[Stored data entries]

::::

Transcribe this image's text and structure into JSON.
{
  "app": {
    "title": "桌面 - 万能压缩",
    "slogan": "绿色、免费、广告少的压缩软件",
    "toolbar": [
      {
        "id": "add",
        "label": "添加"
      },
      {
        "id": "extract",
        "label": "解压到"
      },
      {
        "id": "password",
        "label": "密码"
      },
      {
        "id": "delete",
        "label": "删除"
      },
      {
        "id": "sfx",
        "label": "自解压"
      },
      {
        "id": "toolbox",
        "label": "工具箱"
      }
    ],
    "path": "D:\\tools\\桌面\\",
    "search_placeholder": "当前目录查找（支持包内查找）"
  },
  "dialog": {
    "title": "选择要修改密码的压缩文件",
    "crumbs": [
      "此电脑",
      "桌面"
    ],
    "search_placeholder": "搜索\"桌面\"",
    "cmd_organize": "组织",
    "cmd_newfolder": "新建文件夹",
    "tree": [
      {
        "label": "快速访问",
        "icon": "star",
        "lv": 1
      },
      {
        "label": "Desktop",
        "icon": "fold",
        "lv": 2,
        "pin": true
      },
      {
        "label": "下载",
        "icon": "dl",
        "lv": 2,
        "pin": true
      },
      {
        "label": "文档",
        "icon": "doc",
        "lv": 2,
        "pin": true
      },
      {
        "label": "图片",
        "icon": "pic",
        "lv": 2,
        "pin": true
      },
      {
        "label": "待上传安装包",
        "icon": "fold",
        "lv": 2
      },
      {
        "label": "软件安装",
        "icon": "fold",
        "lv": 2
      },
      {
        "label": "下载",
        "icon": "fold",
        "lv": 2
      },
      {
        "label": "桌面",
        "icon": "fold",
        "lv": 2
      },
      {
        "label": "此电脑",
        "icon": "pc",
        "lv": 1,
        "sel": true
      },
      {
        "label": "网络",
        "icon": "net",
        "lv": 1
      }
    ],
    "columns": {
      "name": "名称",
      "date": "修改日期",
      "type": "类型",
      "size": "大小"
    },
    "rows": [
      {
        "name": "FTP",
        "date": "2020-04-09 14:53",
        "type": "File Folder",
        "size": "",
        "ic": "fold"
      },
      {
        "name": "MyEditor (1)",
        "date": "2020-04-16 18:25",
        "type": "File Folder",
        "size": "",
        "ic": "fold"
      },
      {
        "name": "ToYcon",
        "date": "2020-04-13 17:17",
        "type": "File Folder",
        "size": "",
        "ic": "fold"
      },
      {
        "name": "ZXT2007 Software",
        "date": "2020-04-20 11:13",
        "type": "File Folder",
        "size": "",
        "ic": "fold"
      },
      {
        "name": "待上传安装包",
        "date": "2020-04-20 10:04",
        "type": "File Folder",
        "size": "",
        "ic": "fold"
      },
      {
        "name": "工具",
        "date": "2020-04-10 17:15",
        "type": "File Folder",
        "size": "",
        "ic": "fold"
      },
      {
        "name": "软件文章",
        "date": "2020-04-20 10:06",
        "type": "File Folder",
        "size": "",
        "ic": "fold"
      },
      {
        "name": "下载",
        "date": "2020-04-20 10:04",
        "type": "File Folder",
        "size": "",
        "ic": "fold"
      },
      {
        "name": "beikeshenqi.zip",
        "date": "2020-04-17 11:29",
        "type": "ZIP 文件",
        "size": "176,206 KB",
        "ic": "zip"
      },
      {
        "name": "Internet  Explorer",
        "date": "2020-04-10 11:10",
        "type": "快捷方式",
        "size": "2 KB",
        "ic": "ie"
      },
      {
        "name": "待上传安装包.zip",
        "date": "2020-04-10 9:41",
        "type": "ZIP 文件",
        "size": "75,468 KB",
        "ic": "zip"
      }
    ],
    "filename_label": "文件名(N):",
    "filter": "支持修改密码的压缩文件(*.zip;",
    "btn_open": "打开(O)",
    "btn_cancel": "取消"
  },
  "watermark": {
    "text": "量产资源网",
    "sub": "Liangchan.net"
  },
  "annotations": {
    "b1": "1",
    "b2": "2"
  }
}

::::

§ **EXERCISE TASK**
Look through the data above. Copy every line with the string "text" in it.

§ **ANSWER TO THE TASK**
Transcribe this image's text and structure into JSON.
    "text": "量产资源网",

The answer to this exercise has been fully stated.